_THE TASK_: Only a number is required: how many lines of the material contain the word "customers"?

--- INFORMATION PROVIDED ---

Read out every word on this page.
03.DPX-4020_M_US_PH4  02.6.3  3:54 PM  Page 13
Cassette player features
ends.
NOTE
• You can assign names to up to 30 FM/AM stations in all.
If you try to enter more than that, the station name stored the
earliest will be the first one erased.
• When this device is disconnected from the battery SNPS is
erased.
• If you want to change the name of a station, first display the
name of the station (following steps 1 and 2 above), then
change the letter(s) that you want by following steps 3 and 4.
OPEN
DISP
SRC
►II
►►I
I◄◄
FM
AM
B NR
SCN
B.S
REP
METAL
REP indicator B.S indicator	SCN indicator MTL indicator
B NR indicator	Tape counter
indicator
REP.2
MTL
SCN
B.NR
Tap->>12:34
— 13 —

---
--- INFORMATION PROVIDED ---

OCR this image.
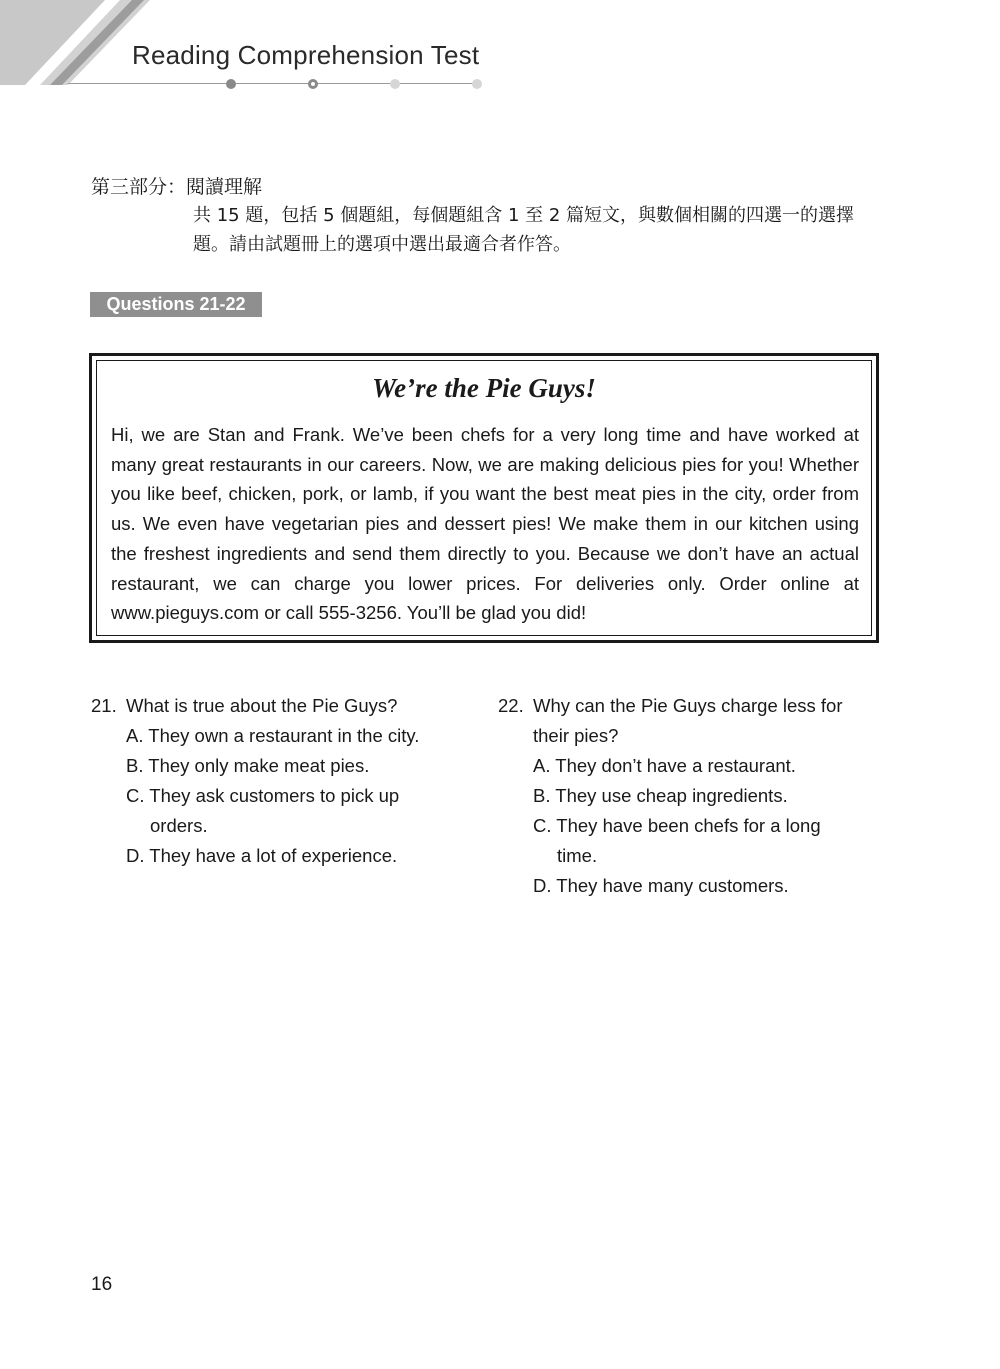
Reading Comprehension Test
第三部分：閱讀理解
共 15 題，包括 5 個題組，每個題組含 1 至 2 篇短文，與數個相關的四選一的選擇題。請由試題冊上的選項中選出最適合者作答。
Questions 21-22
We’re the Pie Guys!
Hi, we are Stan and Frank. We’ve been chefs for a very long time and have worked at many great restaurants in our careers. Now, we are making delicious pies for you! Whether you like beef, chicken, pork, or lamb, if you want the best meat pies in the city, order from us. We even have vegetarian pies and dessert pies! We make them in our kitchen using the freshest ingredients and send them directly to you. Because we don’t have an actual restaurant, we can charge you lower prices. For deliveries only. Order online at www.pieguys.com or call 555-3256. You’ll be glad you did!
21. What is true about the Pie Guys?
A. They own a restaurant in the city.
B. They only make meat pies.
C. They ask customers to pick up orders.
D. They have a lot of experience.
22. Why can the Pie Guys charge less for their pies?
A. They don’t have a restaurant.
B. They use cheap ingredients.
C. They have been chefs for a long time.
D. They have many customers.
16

---

_EXERCISE OUTPUT_: 2